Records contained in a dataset
..............................

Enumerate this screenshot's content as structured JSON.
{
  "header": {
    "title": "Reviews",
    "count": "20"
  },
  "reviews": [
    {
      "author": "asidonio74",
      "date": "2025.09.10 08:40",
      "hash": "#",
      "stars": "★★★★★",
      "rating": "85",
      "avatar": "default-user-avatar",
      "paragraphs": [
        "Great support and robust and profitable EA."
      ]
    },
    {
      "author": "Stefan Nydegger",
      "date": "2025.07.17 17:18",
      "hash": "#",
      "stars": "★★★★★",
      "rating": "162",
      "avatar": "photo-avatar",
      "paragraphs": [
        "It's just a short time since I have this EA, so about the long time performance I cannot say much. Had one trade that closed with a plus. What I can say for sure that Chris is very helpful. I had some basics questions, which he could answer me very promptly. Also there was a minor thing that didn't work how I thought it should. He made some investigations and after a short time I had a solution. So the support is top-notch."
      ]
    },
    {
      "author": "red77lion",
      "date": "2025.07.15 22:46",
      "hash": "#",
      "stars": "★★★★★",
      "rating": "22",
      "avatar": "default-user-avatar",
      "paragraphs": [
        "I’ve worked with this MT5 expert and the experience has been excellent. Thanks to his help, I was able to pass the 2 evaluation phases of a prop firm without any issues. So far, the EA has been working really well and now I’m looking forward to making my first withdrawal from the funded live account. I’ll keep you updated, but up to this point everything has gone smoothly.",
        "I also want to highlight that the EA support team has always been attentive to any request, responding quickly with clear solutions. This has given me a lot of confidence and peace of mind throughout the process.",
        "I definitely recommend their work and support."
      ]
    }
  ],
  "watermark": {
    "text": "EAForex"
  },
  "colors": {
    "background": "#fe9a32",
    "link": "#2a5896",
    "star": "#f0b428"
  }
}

..............................

→ **TO BE DONE**
From the records above, extract everything verbatim.

→ **SOLUTION FOR THIS EXERCISE**
Enumerate this screenshot's content as structured JSON.
{
  "header": {
    "title": "Reviews",
    "count": "20"
  },
  "reviews": [
    {
      "author": "asidonio74",
      "date": "2025.09.10 08:40",
      "hash": "#",
      "stars": "★★★★★",
      "rating": "85",
      "avatar": "default-user-avatar",
      "paragraphs": [
        "Great support and robust and profitable EA."
      ]
    },
    {
      "author": "Stefan Nydegger",
      "date": "2025.07.17 17:18",
      "hash": "#",
      "stars": "★★★★★",
      "rating": "162",
      "avatar": "photo-avatar",
      "paragraphs": [
        "It's just a short time since I have this EA, so about the long time performance I cannot say much. Had one trade that closed with a plus. What I can say for sure that Chris is very helpful. I had some basics questions, which he could answer me very promptly. Also there was a minor thing that didn't work how I thought it should. He made some investigations and after a short time I had a solution. So the support is top-notch."
      ]
    },
    {
      "author": "red77lion",
      "date": "2025.07.15 22:46",
      "hash": "#",
      "stars": "★★★★★",
      "rating": "22",
      "avatar": "default-user-avatar",
      "paragraphs": [
        "I’ve worked with this MT5 expert and the experience has been excellent. Thanks to his help, I was able to pass the 2 evaluation phases of a prop firm without any issues. So far, the EA has been working really well and now I’m looking forward to making my first withdrawal from the funded live account. I’ll keep you updated, but up to this point everything has gone smoothly.",
        "I also want to highlight that the EA support team has always been attentive to any request, responding quickly with clear solutions. This has given me a lot of confidence and peace of mind throughout the process.",
        "I definitely recommend their work and support."
      ]
    }
  ],
  "watermark": {
    "text": "EAForex"
  },
  "colors": {
    "background": "#fe9a32",
    "link": "#2a5896",
    "star": "#f0b428"
  }
}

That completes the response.